#### [YOUR TASK]
Work out how many lines of the records hold the string "given", and reply with that number alone.

#### [EXTRACTED ENTRIES]
[BEGIN]

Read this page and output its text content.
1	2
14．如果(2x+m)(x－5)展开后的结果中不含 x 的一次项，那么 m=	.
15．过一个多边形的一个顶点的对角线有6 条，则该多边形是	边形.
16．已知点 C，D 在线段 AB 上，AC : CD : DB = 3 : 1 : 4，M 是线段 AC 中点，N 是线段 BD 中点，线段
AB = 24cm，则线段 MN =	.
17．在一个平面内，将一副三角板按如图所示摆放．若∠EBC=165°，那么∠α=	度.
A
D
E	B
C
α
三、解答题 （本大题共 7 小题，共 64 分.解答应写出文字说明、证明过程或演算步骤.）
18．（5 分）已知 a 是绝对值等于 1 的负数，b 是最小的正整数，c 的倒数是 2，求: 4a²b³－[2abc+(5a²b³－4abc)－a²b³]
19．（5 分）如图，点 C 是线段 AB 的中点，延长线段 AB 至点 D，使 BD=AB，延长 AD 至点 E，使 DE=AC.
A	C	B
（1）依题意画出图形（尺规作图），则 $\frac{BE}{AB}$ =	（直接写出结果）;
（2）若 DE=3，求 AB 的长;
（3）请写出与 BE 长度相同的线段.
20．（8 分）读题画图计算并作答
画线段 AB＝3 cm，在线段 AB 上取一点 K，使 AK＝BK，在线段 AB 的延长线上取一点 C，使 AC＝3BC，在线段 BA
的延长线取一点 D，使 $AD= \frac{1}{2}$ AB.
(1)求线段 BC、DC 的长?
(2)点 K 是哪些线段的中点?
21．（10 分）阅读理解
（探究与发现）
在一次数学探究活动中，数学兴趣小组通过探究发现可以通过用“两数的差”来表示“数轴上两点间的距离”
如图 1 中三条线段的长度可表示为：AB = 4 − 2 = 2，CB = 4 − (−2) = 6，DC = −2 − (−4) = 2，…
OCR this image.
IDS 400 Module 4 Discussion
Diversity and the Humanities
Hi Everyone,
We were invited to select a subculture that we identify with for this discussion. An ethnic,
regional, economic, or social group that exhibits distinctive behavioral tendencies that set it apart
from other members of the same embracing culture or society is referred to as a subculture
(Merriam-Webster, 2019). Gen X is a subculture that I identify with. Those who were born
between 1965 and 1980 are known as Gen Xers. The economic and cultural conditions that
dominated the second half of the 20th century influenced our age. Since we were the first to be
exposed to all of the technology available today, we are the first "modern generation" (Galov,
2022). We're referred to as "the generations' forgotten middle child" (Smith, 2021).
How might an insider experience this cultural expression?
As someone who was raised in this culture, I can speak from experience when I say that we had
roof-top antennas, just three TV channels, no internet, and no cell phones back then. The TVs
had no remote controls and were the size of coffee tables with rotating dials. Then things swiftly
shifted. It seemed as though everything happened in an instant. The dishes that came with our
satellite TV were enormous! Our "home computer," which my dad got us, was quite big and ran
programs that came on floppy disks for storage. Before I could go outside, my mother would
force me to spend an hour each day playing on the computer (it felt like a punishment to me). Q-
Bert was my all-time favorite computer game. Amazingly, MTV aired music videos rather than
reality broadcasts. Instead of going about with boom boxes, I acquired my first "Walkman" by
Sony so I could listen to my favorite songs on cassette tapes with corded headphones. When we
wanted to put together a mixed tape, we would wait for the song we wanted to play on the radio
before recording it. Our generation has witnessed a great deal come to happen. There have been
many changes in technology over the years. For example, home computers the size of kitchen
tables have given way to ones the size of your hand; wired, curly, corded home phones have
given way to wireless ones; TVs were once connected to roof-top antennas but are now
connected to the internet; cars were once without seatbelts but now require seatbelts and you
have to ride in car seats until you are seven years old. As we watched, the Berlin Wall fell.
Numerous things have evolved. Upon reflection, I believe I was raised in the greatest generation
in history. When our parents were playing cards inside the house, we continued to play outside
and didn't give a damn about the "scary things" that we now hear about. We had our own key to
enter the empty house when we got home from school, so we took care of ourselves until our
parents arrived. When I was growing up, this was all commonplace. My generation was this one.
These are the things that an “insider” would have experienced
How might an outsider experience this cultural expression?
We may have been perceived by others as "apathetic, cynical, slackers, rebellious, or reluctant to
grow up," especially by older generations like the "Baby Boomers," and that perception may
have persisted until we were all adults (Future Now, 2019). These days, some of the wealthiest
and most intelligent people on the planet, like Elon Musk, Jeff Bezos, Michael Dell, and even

[END]

#### [REPLY TO THE EXERCISE]
2